Element and region listings
•••••

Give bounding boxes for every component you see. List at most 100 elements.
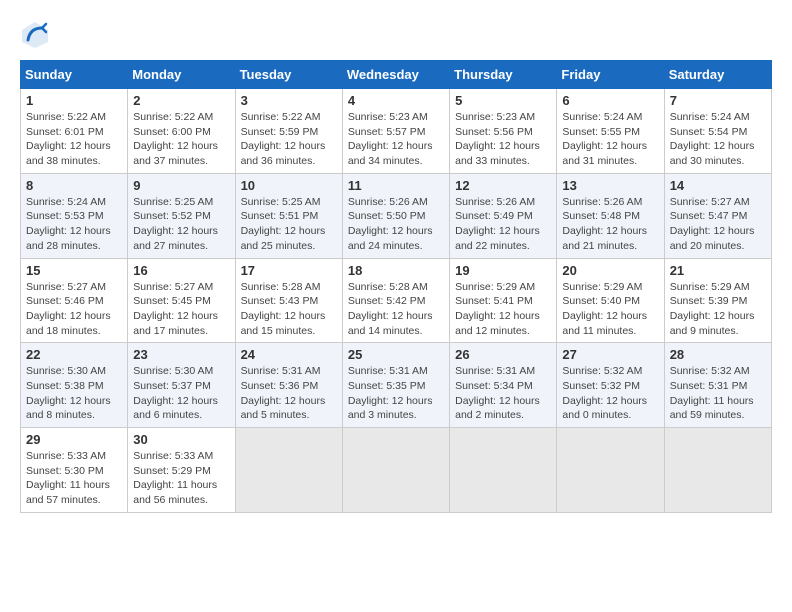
calendar-week-2: 8 Sunrise: 5:24 AMSunset: 5:53 PMDaylight… (21, 173, 772, 258)
day-number: 28 (670, 347, 766, 362)
day-number: 4 (348, 93, 444, 108)
day-number: 16 (133, 263, 229, 278)
calendar-cell: 2 Sunrise: 5:22 AMSunset: 6:00 PMDaylight… (128, 89, 235, 174)
day-info: Sunrise: 5:22 AMSunset: 6:00 PMDaylight:… (133, 110, 229, 169)
day-info: Sunrise: 5:30 AMSunset: 5:37 PMDaylight:… (133, 364, 229, 423)
calendar-cell: 13 Sunrise: 5:26 AMSunset: 5:48 PMDayligh… (557, 173, 664, 258)
day-number: 1 (26, 93, 122, 108)
day-info: Sunrise: 5:25 AMSunset: 5:51 PMDaylight:… (241, 195, 337, 254)
day-number: 22 (26, 347, 122, 362)
calendar-cell: 30 Sunrise: 5:33 AMSunset: 5:29 PMDayligh… (128, 428, 235, 513)
weekday-header-thursday: Thursday (450, 61, 557, 89)
day-number: 6 (562, 93, 658, 108)
calendar-cell: 16Sunrise: 5:27 AMSunset: 5:45 PMDayligh… (128, 258, 235, 343)
day-info: Sunrise: 5:22 AMSunset: 6:01 PMDaylight:… (26, 110, 122, 169)
calendar-table: SundayMondayTuesdayWednesdayThursdayFrid… (20, 60, 772, 513)
day-info: Sunrise: 5:33 AMSunset: 5:29 PMDaylight:… (133, 449, 229, 508)
day-number: 20 (562, 263, 658, 278)
day-number: 26 (455, 347, 551, 362)
day-number: 7 (670, 93, 766, 108)
day-info: Sunrise: 5:25 AMSunset: 5:52 PMDaylight:… (133, 195, 229, 254)
day-info: Sunrise: 5:26 AMSunset: 5:48 PMDaylight:… (562, 195, 658, 254)
day-info: Sunrise: 5:24 AMSunset: 5:54 PMDaylight:… (670, 110, 766, 169)
weekday-header-monday: Monday (128, 61, 235, 89)
calendar-cell: 24 Sunrise: 5:31 AMSunset: 5:36 PMDayligh… (235, 343, 342, 428)
calendar-cell: 5 Sunrise: 5:23 AMSunset: 5:56 PMDaylight… (450, 89, 557, 174)
weekday-header-friday: Friday (557, 61, 664, 89)
day-number: 27 (562, 347, 658, 362)
day-number: 2 (133, 93, 229, 108)
calendar-cell: 4 Sunrise: 5:23 AMSunset: 5:57 PMDaylight… (342, 89, 449, 174)
day-info: Sunrise: 5:26 AMSunset: 5:49 PMDaylight:… (455, 195, 551, 254)
calendar-cell: 1 Sunrise: 5:22 AMSunset: 6:01 PMDaylight… (21, 89, 128, 174)
day-info: Sunrise: 5:30 AMSunset: 5:38 PMDaylight:… (26, 364, 122, 423)
day-info: Sunrise: 5:29 AMSunset: 5:40 PMDaylight:… (562, 280, 658, 339)
day-number: 13 (562, 178, 658, 193)
day-number: 9 (133, 178, 229, 193)
day-info: Sunrise: 5:23 AMSunset: 5:56 PMDaylight:… (455, 110, 551, 169)
calendar-cell (235, 428, 342, 513)
calendar-cell: 20 Sunrise: 5:29 AMSunset: 5:40 PMDayligh… (557, 258, 664, 343)
calendar-cell: 6Sunrise: 5:24 AMSunset: 5:55 PMDaylight… (557, 89, 664, 174)
day-info: Sunrise: 5:28 AMSunset: 5:43 PMDaylight:… (241, 280, 337, 339)
calendar-cell: 29 Sunrise: 5:33 AMSunset: 5:30 PMDayligh… (21, 428, 128, 513)
calendar-cell (342, 428, 449, 513)
day-info: Sunrise: 5:28 AMSunset: 5:42 PMDaylight:… (348, 280, 444, 339)
day-info: Sunrise: 5:29 AMSunset: 5:41 PMDaylight:… (455, 280, 551, 339)
day-info: Sunrise: 5:31 AMSunset: 5:35 PMDaylight:… (348, 364, 444, 423)
calendar-cell: 23 Sunrise: 5:30 AMSunset: 5:37 PMDayligh… (128, 343, 235, 428)
logo (20, 20, 56, 50)
calendar-week-4: 22 Sunrise: 5:30 AMSunset: 5:38 PMDayligh… (21, 343, 772, 428)
calendar-cell: 15Sunrise: 5:27 AMSunset: 5:46 PMDayligh… (21, 258, 128, 343)
day-number: 19 (455, 263, 551, 278)
day-info: Sunrise: 5:31 AMSunset: 5:34 PMDaylight:… (455, 364, 551, 423)
day-number: 29 (26, 432, 122, 447)
day-number: 30 (133, 432, 229, 447)
day-number: 10 (241, 178, 337, 193)
calendar-cell: 25 Sunrise: 5:31 AMSunset: 5:35 PMDayligh… (342, 343, 449, 428)
day-info: Sunrise: 5:26 AMSunset: 5:50 PMDaylight:… (348, 195, 444, 254)
day-info: Sunrise: 5:23 AMSunset: 5:57 PMDaylight:… (348, 110, 444, 169)
day-info: Sunrise: 5:33 AMSunset: 5:30 PMDaylight:… (26, 449, 122, 508)
day-number: 23 (133, 347, 229, 362)
day-info: Sunrise: 5:22 AMSunset: 5:59 PMDaylight:… (241, 110, 337, 169)
day-info: Sunrise: 5:31 AMSunset: 5:36 PMDaylight:… (241, 364, 337, 423)
day-number: 5 (455, 93, 551, 108)
calendar-cell: 12 Sunrise: 5:26 AMSunset: 5:49 PMDayligh… (450, 173, 557, 258)
calendar-cell: 19 Sunrise: 5:29 AMSunset: 5:41 PMDayligh… (450, 258, 557, 343)
day-number: 15 (26, 263, 122, 278)
weekday-header-wednesday: Wednesday (342, 61, 449, 89)
day-number: 24 (241, 347, 337, 362)
day-info: Sunrise: 5:24 AMSunset: 5:53 PMDaylight:… (26, 195, 122, 254)
calendar-cell (664, 428, 771, 513)
calendar-cell: 10 Sunrise: 5:25 AMSunset: 5:51 PMDayligh… (235, 173, 342, 258)
day-info: Sunrise: 5:29 AMSunset: 5:39 PMDaylight:… (670, 280, 766, 339)
calendar-cell (557, 428, 664, 513)
calendar-week-1: 1 Sunrise: 5:22 AMSunset: 6:01 PMDaylight… (21, 89, 772, 174)
calendar-cell: 17Sunrise: 5:28 AMSunset: 5:43 PMDayligh… (235, 258, 342, 343)
weekday-header-sunday: Sunday (21, 61, 128, 89)
day-number: 8 (26, 178, 122, 193)
weekday-header-tuesday: Tuesday (235, 61, 342, 89)
calendar-body: 1 Sunrise: 5:22 AMSunset: 6:01 PMDaylight… (21, 89, 772, 513)
calendar-cell (450, 428, 557, 513)
day-number: 25 (348, 347, 444, 362)
calendar-cell: 21Sunrise: 5:29 AMSunset: 5:39 PMDayligh… (664, 258, 771, 343)
calendar-cell: 26 Sunrise: 5:31 AMSunset: 5:34 PMDayligh… (450, 343, 557, 428)
page-header (20, 20, 772, 50)
day-number: 12 (455, 178, 551, 193)
weekday-header-saturday: Saturday (664, 61, 771, 89)
calendar-cell: 18 Sunrise: 5:28 AMSunset: 5:42 PMDayligh… (342, 258, 449, 343)
day-number: 18 (348, 263, 444, 278)
calendar-header: SundayMondayTuesdayWednesdayThursdayFrid… (21, 61, 772, 89)
calendar-cell: 22 Sunrise: 5:30 AMSunset: 5:38 PMDayligh… (21, 343, 128, 428)
calendar-cell: 14Sunrise: 5:27 AMSunset: 5:47 PMDayligh… (664, 173, 771, 258)
calendar-cell: 27Sunrise: 5:32 AMSunset: 5:32 PMDayligh… (557, 343, 664, 428)
calendar-cell: 9 Sunrise: 5:25 AMSunset: 5:52 PMDaylight… (128, 173, 235, 258)
day-number: 11 (348, 178, 444, 193)
calendar-cell: 3Sunrise: 5:22 AMSunset: 5:59 PMDaylight… (235, 89, 342, 174)
calendar-week-5: 29 Sunrise: 5:33 AMSunset: 5:30 PMDayligh… (21, 428, 772, 513)
logo-icon (20, 20, 50, 50)
calendar-cell: 7 Sunrise: 5:24 AMSunset: 5:54 PMDaylight… (664, 89, 771, 174)
weekday-header-row: SundayMondayTuesdayWednesdayThursdayFrid… (21, 61, 772, 89)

•••••

Given request.
Could you output the lines of the items above exactly, beginning with the line that contains "calendar-week-2: 8 Sunrise: 5:24" and continuing through the line that contains "calendar-cell: 4 Sunrise: 5:23"?

Response below.
calendar-week-2: 8 Sunrise: 5:24 AMSunset: 5:53 PMDaylight… (21, 173, 772, 258)
day-number: 28 (670, 347, 766, 362)
day-number: 4 (348, 93, 444, 108)
day-number: 16 (133, 263, 229, 278)
calendar-cell: 2 Sunrise: 5:22 AMSunset: 6:00 PMDaylight… (128, 89, 235, 174)
day-info: Sunrise: 5:22 AMSunset: 6:00 PMDaylight:… (133, 110, 229, 169)
day-info: Sunrise: 5:30 AMSunset: 5:37 PMDaylight:… (133, 364, 229, 423)
calendar-cell: 13 Sunrise: 5:26 AMSunset: 5:48 PMDayligh… (557, 173, 664, 258)
day-number: 1 (26, 93, 122, 108)
day-info: Sunrise: 5:25 AMSunset: 5:51 PMDaylight:… (241, 195, 337, 254)
day-number: 22 (26, 347, 122, 362)
calendar-cell: 30 Sunrise: 5:33 AMSunset: 5:29 PMDayligh… (128, 428, 235, 513)
weekday-header-thursday: Thursday (450, 61, 557, 89)
day-number: 6 (562, 93, 658, 108)
calendar-cell: 16Sunrise: 5:27 AMSunset: 5:45 PMDayligh… (128, 258, 235, 343)
day-info: Sunrise: 5:22 AMSunset: 6:01 PMDaylight:… (26, 110, 122, 169)
calendar-table: SundayMondayTuesdayWednesdayThursdayFrid… (20, 60, 772, 513)
day-info: Sunrise: 5:33 AMSunset: 5:29 PMDaylight:… (133, 449, 229, 508)
day-number: 20 (562, 263, 658, 278)
day-number: 26 (455, 347, 551, 362)
day-number: 7 (670, 93, 766, 108)
day-info: Sunrise: 5:25 AMSunset: 5:52 PMDaylight:… (133, 195, 229, 254)
day-info: Sunrise: 5:26 AMSunset: 5:48 PMDaylight:… (562, 195, 658, 254)
day-info: Sunrise: 5:24 AMSunset: 5:54 PMDaylight:… (670, 110, 766, 169)
weekday-header-monday: Monday (128, 61, 235, 89)
calendar-cell: 24 Sunrise: 5:31 AMSunset: 5:36 PMDayligh… (235, 343, 342, 428)
calendar-cell: 5 Sunrise: 5:23 AMSunset: 5:56 PMDaylight… (450, 89, 557, 174)
weekday-header-friday: Friday (557, 61, 664, 89)
day-number: 27 (562, 347, 658, 362)
day-number: 2 (133, 93, 229, 108)
calendar-cell: 4 Sunrise: 5:23 AMSunset: 5:57 PMDaylight… (342, 89, 449, 174)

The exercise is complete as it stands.